* Stated goal: Write the records out again exactly, leaving no images in.

Saved entries:
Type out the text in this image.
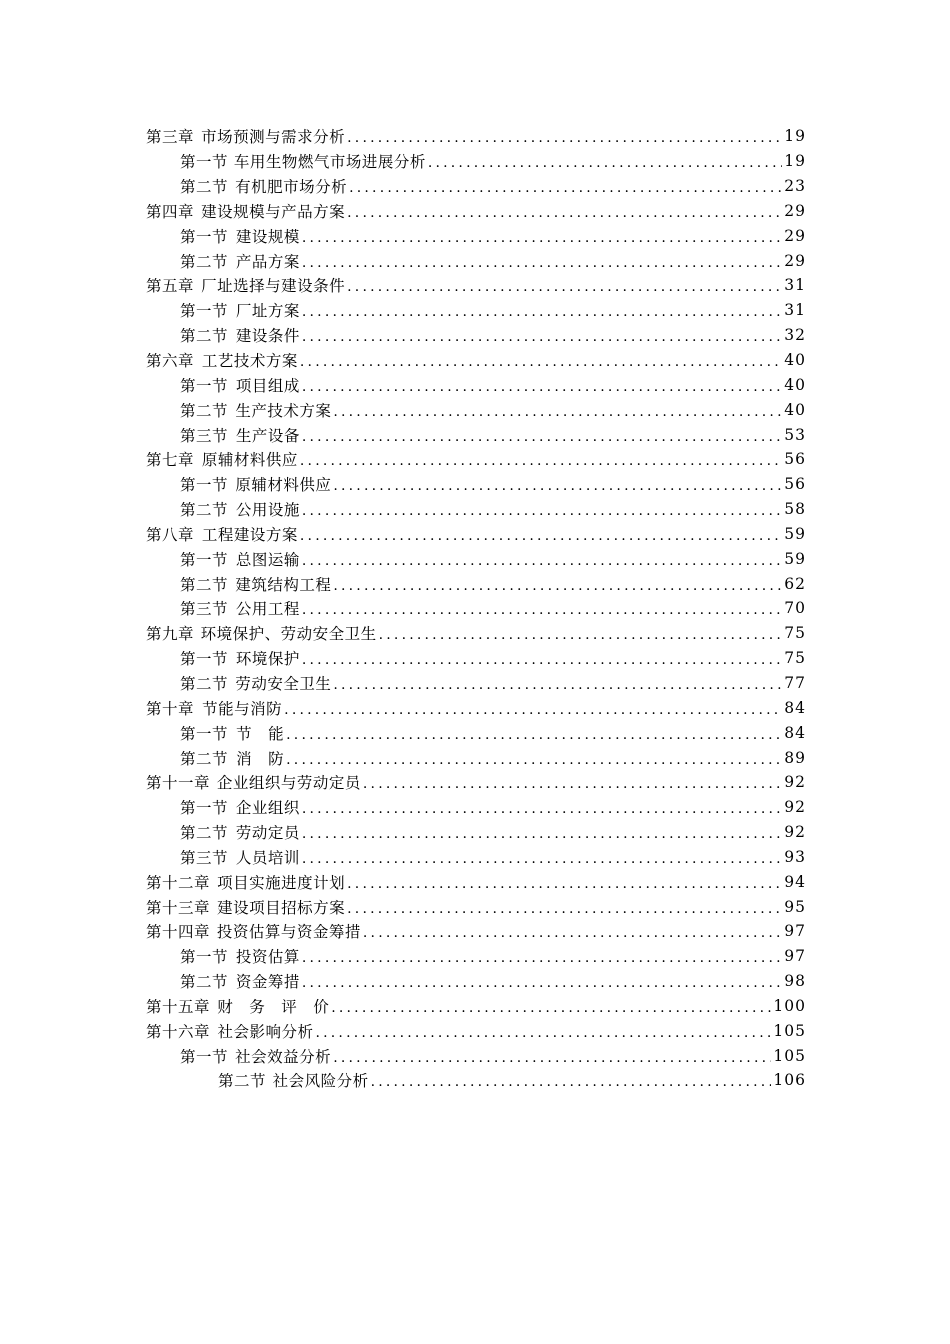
第三章 市场预测与需求分析 .....	19
第一节 车用生物燃气市场进展分析 .....	19
第二节 有机肥市场分析 .....	23
第四章 建设规模与产品方案 .....	29
第一节 建设规模 .....	29
第二节 产品方案 .....	29
第五章 厂址选择与建设条件 .....	31
第一节 厂址方案 .....	31
第二节 建设条件 .....	32
第六章 工艺技术方案 .....	40
第一节 项目组成 .....	40
第二节 生产技术方案 .....	40
第三节 生产设备 .....	53
第七章 原辅材料供应 .....	56
第一节 原辅材料供应 .....	56
第二节 公用设施 .....	58
第八章 工程建设方案 .....	59
第一节 总图运输 .....	59
第二节 建筑结构工程 .....	62
第三节 公用工程 .....	70
第九章 环境保护、劳动安全卫生 .....	75
第一节 环境保护 .....	75
第二节 劳动安全卫生 .....	77
第十章 节能与消防 .....	84
第一节 节　能 .....	84
第二节 消　防 .....	89
第十一章 企业组织与劳动定员 .....	92
第一节 企业组织 .....	92
第二节 劳动定员 .....	92
第三节 人员培训 .....	93
第十二章 项目实施进度计划 .....	94
第十三章 建设项目招标方案 .....	95
第十四章 投资估算与资金筹措 .....	97
第一节 投资估算 .....	97
第二节 资金筹措 .....	98
第十五章 财　务　评　价 .....	100
第十六章 社会影响分析 .....	105
第一节 社会效益分析 .....	105
第二节 社会风险分析 .....	106
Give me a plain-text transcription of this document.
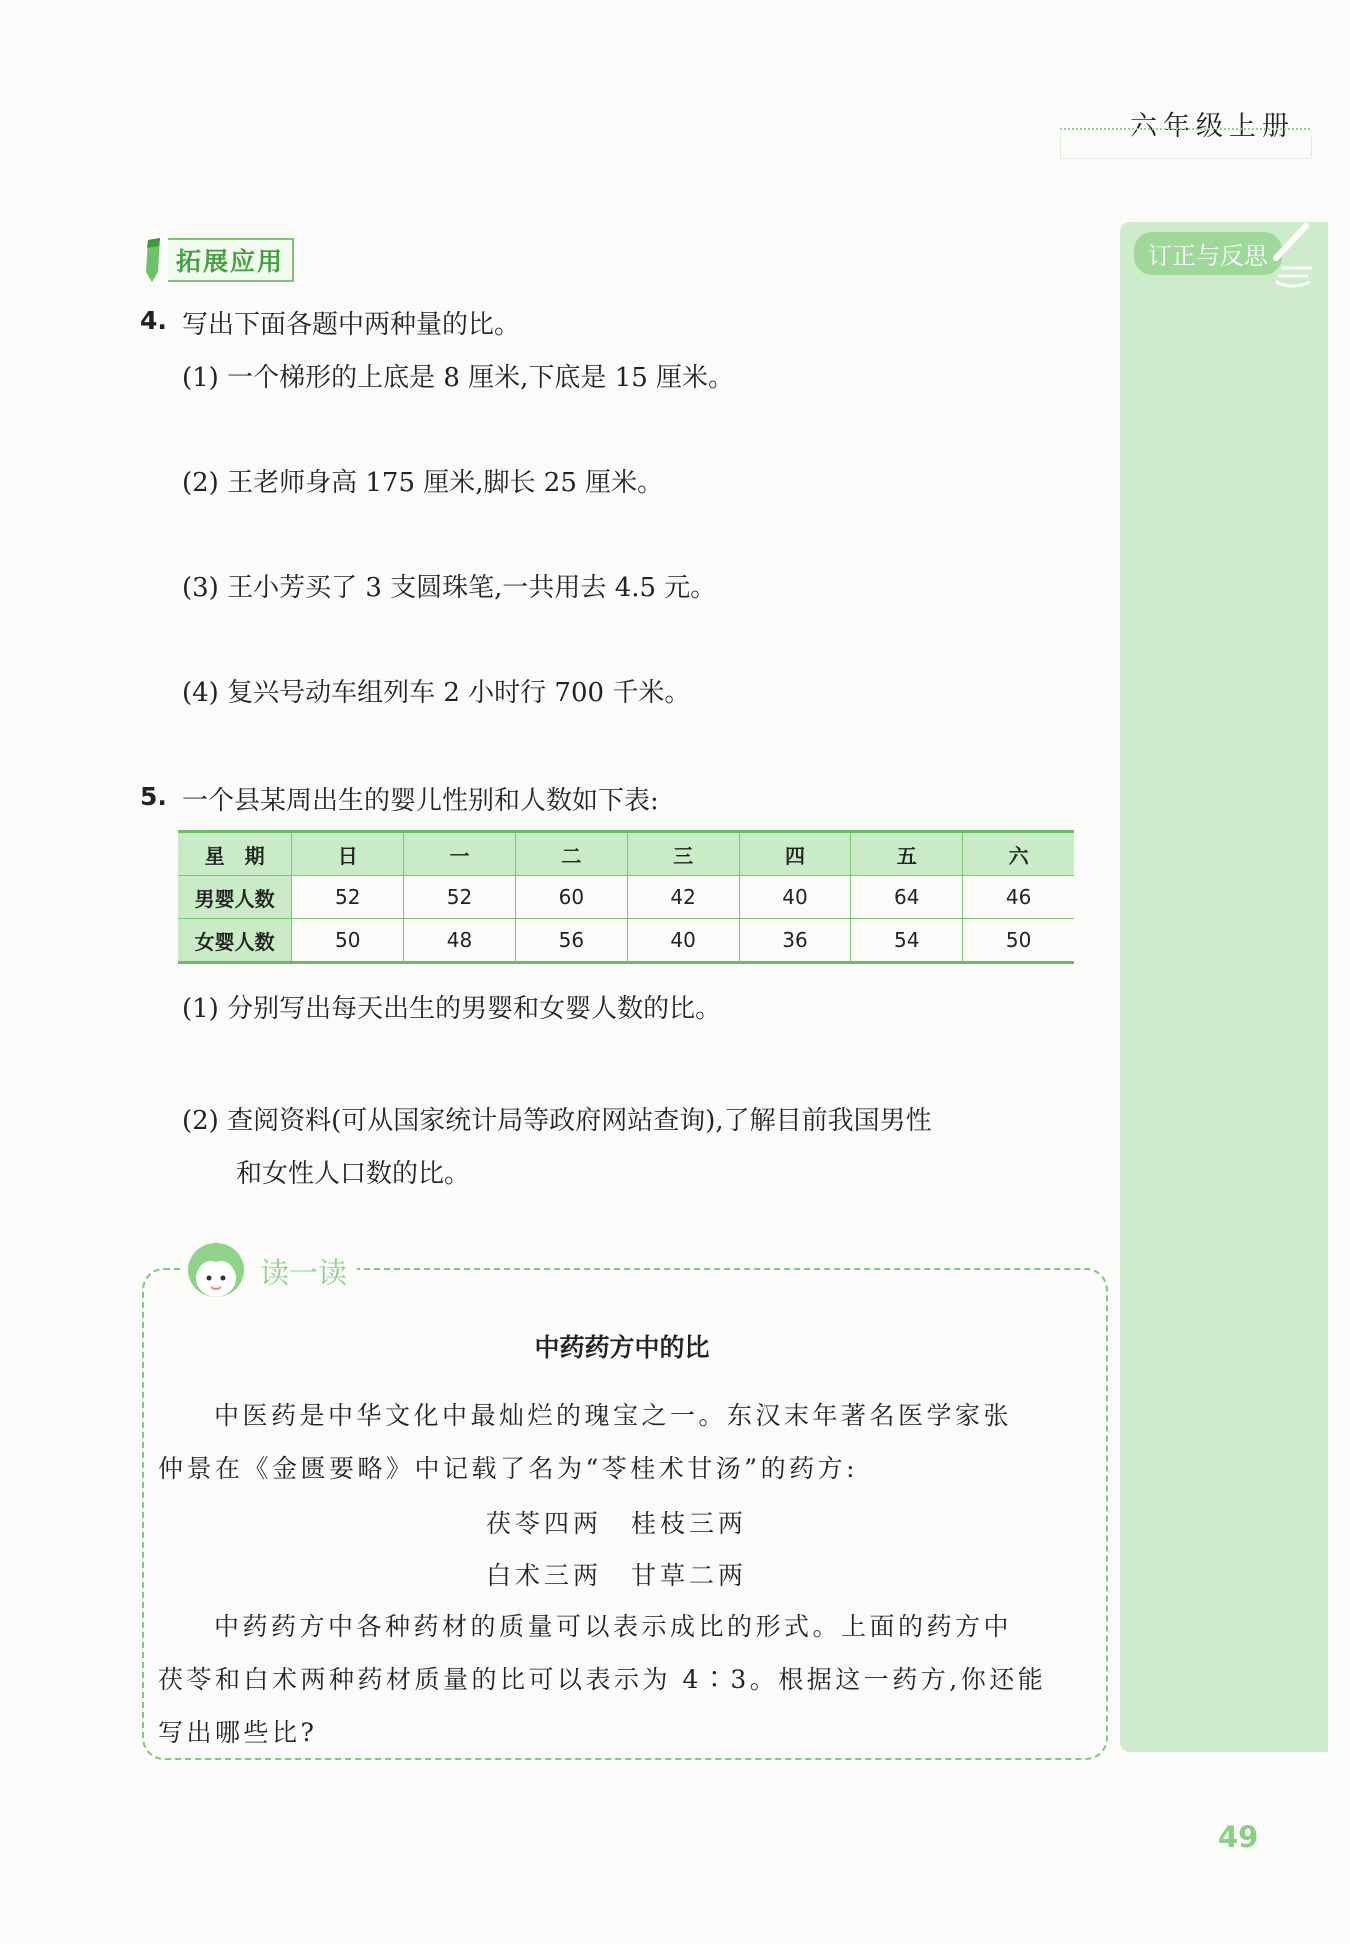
六年级上册
订正与反思
拓展应用
4. 写出下面各题中两种量的比。
(1) 一个梯形的上底是 8 厘米,下底是 15 厘米。
(2) 王老师身高 175 厘米,脚长 25 厘米。
(3) 王小芳买了 3 支圆珠笔,一共用去 4.5 元。
(4) 复兴号动车组列车 2 小时行 700 千米。
5. 一个县某周出生的婴儿性别和人数如下表:
星　期	日	一	二	三	四	五	六
男婴人数	52	52	60	42	40	64	46
女婴人数	50	48	56	40	36	54	50
(1) 分别写出每天出生的男婴和女婴人数的比。
(2) 查阅资料(可从国家统计局等政府网站查询),了解目前我国男性
和女性人口数的比。
读一读
中药药方中的比
中医药是中华文化中最灿烂的瑰宝之一。东汉末年著名医学家张
仲景在《金匮要略》中记载了名为“苓桂术甘汤”的药方:
茯苓四两　桂枝三两
白术三两　甘草二两
中药药方中各种药材的质量可以表示成比的形式。上面的药方中
茯苓和白术两种药材质量的比可以表示为 4∶3。根据这一药方,你还能
写出哪些比?
49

* Exercise solution:
Type out the text in this image.
第三章 市场预测与需求分析 .....	19
第一节 车用生物燃气市场进展分析 .....	19
第二节 有机肥市场分析 .....	23
第四章 建设规模与产品方案 .....	29
第一节 建设规模 .....	29
第二节 产品方案 .....	29
第五章 厂址选择与建设条件 .....	31
第一节 厂址方案 .....	31
第二节 建设条件 .....	32
第六章 工艺技术方案 .....	40
第一节 项目组成 .....	40
第二节 生产技术方案 .....	40
第三节 生产设备 .....	53
第七章 原辅材料供应 .....	56
第一节 原辅材料供应 .....	56
第二节 公用设施 .....	58
第八章 工程建设方案 .....	59
第一节 总图运输 .....	59
第二节 建筑结构工程 .....	62
第三节 公用工程 .....	70
第九章 环境保护、劳动安全卫生 .....	75
第一节 环境保护 .....	75
第二节 劳动安全卫生 .....	77
第十章 节能与消防 .....	84
第一节 节　能 .....	84
第二节 消　防 .....	89
第十一章 企业组织与劳动定员 .....	92
第一节 企业组织 .....	92
第二节 劳动定员 .....	92
第三节 人员培训 .....	93
第十二章 项目实施进度计划 .....	94
第十三章 建设项目招标方案 .....	95
第十四章 投资估算与资金筹措 .....	97
第一节 投资估算 .....	97
第二节 资金筹措 .....	98
第十五章 财　务　评　价 .....	100
第十六章 社会影响分析 .....	105
第一节 社会效益分析 .....	105
第二节 社会风险分析 .....	106
Give me a plain-text transcription of this document.
六年级上册
订正与反思
拓展应用
4. 写出下面各题中两种量的比。
(1) 一个梯形的上底是 8 厘米,下底是 15 厘米。
(2) 王老师身高 175 厘米,脚长 25 厘米。
(3) 王小芳买了 3 支圆珠笔,一共用去 4.5 元。
(4) 复兴号动车组列车 2 小时行 700 千米。
5. 一个县某周出生的婴儿性别和人数如下表:
星　期	日	一	二	三	四	五	六
男婴人数	52	52	60	42	40	64	46
女婴人数	50	48	56	40	36	54	50
(1) 分别写出每天出生的男婴和女婴人数的比。
(2) 查阅资料(可从国家统计局等政府网站查询),了解目前我国男性
和女性人口数的比。
读一读
中药药方中的比
中医药是中华文化中最灿烂的瑰宝之一。东汉末年著名医学家张
仲景在《金匮要略》中记载了名为“苓桂术甘汤”的药方:
茯苓四两　桂枝三两
白术三两　甘草二两
中药药方中各种药材的质量可以表示成比的形式。上面的药方中
茯苓和白术两种药材质量的比可以表示为 4∶3。根据这一药方,你还能
写出哪些比?
49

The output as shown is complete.